:: Data supplied ::
[Start]
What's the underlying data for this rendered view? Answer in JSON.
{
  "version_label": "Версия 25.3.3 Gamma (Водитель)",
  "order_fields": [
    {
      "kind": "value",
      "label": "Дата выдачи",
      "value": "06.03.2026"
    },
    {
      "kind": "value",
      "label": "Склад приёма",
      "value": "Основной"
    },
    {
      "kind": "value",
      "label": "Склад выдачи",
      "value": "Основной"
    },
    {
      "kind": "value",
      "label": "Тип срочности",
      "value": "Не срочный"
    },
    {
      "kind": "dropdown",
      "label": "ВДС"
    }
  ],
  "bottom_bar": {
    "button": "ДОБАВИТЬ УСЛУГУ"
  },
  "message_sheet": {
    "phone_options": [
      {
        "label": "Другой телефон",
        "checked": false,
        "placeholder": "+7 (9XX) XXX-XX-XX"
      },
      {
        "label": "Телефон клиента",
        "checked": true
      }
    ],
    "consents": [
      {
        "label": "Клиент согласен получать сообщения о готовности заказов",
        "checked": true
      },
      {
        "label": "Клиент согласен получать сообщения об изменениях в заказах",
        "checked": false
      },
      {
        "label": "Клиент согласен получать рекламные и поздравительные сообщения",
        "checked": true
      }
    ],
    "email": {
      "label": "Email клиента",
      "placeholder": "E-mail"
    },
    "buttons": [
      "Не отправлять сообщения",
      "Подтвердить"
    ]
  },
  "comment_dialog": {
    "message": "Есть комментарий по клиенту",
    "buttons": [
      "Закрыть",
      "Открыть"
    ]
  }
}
[End]
:: Exercise task ::
Set all of the records down again, exactly as they stand.

:: Exercise response ::
What's the underlying data for this rendered view? Answer in JSON.
{
  "version_label": "Версия 25.3.3 Gamma (Водитель)",
  "order_fields": [
    {
      "kind": "value",
      "label": "Дата выдачи",
      "value": "06.03.2026"
    },
    {
      "kind": "value",
      "label": "Склад приёма",
      "value": "Основной"
    },
    {
      "kind": "value",
      "label": "Склад выдачи",
      "value": "Основной"
    },
    {
      "kind": "value",
      "label": "Тип срочности",
      "value": "Не срочный"
    },
    {
      "kind": "dropdown",
      "label": "ВДС"
    }
  ],
  "bottom_bar": {
    "button": "ДОБАВИТЬ УСЛУГУ"
  },
  "message_sheet": {
    "phone_options": [
      {
        "label": "Другой телефон",
        "checked": false,
        "placeholder": "+7 (9XX) XXX-XX-XX"
      },
      {
        "label": "Телефон клиента",
        "checked": true
      }
    ],
    "consents": [
      {
        "label": "Клиент согласен получать сообщения о готовности заказов",
        "checked": true
      },
      {
        "label": "Клиент согласен получать сообщения об изменениях в заказах",
        "checked": false
      },
      {
        "label": "Клиент согласен получать рекламные и поздравительные сообщения",
        "checked": true
      }
    ],
    "email": {
      "label": "Email клиента",
      "placeholder": "E-mail"
    },
    "buttons": [
      "Не отправлять сообщения",
      "Подтвердить"
    ]
  },
  "comment_dialog": {
    "message": "Есть комментарий по клиенту",
    "buttons": [
      "Закрыть",
      "Открыть"
    ]
  }
}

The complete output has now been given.